# WORK TO DO
Reproduce the data in its entirety, exactly as supplied.

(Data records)
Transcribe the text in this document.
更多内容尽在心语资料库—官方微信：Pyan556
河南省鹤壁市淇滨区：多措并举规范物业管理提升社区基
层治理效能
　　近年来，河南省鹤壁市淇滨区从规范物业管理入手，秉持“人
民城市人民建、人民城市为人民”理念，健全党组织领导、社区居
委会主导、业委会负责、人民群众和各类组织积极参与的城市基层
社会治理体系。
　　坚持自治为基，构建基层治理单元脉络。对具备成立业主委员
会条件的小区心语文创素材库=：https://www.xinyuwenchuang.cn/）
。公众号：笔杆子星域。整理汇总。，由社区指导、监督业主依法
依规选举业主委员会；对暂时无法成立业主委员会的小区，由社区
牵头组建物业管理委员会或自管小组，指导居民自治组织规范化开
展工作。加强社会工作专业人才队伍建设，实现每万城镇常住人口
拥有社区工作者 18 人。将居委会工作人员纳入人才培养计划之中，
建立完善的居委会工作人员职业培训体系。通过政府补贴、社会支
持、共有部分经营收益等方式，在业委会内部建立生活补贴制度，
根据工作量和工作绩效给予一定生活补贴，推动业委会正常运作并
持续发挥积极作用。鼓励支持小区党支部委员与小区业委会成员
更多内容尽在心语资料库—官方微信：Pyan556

# RESULT FOR THIS TASK
Transcribe the text in this document.
更多内容尽在心语资料库—官方微信：Pyan556
河南省鹤壁市淇滨区：多措并举规范物业管理提升社区基
层治理效能
　　近年来，河南省鹤壁市淇滨区从规范物业管理入手，秉持“人
民城市人民建、人民城市为人民”理念，健全党组织领导、社区居
委会主导、业委会负责、人民群众和各类组织积极参与的城市基层
社会治理体系。
　　坚持自治为基，构建基层治理单元脉络。对具备成立业主委员
会条件的小区心语文创素材库=：https://www.xinyuwenchuang.cn/）
。公众号：笔杆子星域。整理汇总。，由社区指导、监督业主依法
依规选举业主委员会；对暂时无法成立业主委员会的小区，由社区
牵头组建物业管理委员会或自管小组，指导居民自治组织规范化开
展工作。加强社会工作专业人才队伍建设，实现每万城镇常住人口
拥有社区工作者 18 人。将居委会工作人员纳入人才培养计划之中，
建立完善的居委会工作人员职业培训体系。通过政府补贴、社会支
持、共有部分经营收益等方式，在业委会内部建立生活补贴制度，
根据工作量和工作绩效给予一定生活补贴，推动业委会正常运作并
持续发挥积极作用。鼓励支持小区党支部委员与小区业委会成员
更多内容尽在心语资料库—官方微信：Pyan556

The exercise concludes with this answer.